### Objective
From the entries that follow, list every line in which the string "called" appears.
#### Dataset records
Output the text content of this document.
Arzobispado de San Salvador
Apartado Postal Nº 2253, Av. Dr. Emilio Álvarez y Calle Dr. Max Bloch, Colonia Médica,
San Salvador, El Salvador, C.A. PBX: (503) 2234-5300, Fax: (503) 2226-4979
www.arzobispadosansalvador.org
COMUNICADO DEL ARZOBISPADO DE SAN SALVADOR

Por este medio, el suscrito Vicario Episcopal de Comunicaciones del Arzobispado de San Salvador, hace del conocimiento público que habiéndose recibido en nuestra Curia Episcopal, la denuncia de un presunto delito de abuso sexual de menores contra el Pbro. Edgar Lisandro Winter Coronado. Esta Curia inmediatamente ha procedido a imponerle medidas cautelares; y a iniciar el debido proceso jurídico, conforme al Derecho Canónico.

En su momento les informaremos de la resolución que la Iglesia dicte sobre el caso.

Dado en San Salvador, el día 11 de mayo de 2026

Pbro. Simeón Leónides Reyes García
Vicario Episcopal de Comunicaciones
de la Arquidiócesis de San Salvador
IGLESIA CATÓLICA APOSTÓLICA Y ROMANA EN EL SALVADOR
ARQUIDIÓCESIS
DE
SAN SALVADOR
########
#### Dataset records
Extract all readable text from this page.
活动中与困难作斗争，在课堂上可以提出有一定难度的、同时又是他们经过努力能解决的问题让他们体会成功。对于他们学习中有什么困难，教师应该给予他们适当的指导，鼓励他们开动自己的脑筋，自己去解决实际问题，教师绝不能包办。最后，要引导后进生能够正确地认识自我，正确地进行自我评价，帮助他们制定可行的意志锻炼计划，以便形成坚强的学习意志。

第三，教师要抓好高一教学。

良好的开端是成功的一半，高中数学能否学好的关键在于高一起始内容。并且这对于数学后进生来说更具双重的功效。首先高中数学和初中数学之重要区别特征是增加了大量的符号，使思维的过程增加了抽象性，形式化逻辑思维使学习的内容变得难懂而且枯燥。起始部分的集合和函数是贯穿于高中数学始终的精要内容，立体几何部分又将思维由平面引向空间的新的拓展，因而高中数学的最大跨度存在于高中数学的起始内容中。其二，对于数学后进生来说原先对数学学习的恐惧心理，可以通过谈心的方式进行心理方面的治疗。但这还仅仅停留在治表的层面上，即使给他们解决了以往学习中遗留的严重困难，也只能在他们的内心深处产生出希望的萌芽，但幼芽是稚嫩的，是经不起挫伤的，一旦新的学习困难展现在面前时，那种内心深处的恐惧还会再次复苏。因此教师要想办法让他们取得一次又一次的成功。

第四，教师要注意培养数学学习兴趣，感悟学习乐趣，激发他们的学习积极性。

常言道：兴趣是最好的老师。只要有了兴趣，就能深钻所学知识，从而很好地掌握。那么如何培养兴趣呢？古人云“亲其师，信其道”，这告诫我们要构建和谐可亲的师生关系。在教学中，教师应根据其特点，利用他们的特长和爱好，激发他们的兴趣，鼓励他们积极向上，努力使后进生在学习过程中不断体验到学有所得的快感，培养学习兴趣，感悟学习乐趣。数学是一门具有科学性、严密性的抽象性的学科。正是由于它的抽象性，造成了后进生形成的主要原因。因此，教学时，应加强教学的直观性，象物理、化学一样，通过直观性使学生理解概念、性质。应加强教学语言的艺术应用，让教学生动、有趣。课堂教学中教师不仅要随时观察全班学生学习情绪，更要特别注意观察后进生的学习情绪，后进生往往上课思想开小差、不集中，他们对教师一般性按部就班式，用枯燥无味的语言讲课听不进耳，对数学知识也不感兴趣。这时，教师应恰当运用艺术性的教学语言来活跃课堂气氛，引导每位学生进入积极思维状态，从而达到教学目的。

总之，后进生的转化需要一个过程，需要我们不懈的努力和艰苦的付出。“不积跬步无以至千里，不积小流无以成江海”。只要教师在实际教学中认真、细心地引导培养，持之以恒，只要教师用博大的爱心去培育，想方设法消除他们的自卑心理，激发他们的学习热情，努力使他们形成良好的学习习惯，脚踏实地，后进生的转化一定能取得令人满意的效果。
########
#### Dataset records
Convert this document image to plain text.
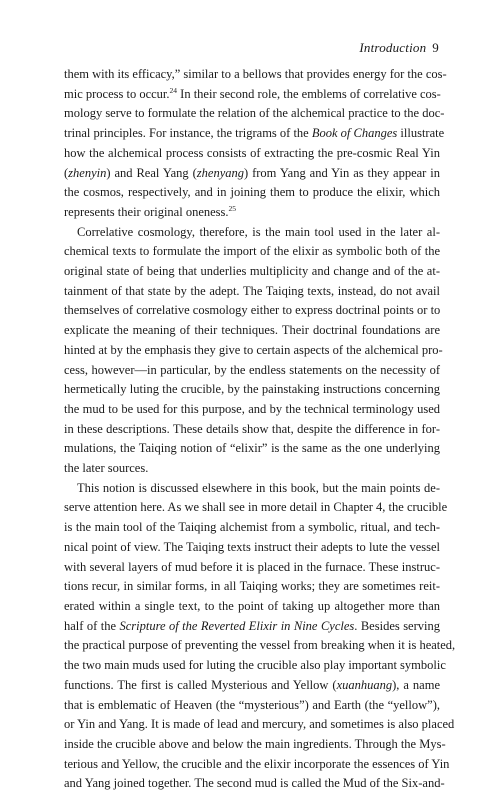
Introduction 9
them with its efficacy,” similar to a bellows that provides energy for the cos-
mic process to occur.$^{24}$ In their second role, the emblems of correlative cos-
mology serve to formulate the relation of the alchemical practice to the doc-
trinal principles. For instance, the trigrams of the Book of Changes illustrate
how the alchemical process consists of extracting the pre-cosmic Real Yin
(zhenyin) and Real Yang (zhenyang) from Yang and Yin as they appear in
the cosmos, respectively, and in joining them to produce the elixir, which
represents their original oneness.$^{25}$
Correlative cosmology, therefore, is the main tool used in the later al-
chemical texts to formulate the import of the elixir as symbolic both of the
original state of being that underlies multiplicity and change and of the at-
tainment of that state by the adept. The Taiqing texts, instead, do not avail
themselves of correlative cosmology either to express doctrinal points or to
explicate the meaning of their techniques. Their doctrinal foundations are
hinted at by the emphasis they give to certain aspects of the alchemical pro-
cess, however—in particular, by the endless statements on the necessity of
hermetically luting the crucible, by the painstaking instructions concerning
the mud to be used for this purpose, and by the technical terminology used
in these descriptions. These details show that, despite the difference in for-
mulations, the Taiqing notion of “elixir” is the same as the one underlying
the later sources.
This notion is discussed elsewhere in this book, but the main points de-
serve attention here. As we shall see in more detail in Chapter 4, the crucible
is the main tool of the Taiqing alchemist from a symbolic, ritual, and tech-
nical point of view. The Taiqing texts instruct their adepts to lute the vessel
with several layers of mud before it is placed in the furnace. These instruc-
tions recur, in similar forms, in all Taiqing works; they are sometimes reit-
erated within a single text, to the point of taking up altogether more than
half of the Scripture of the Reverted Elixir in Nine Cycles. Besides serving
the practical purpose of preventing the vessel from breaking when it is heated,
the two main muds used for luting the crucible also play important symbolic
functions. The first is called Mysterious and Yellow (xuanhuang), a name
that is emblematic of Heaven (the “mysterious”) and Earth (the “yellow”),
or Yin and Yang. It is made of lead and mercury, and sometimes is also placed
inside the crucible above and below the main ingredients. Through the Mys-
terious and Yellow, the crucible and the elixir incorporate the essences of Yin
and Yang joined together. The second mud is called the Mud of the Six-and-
########
### Expected answer
functions. The first is called Mysterious and Yellow (xuanhuang), a name
and Yang joined together. The second mud is called the Mud of the Six-and-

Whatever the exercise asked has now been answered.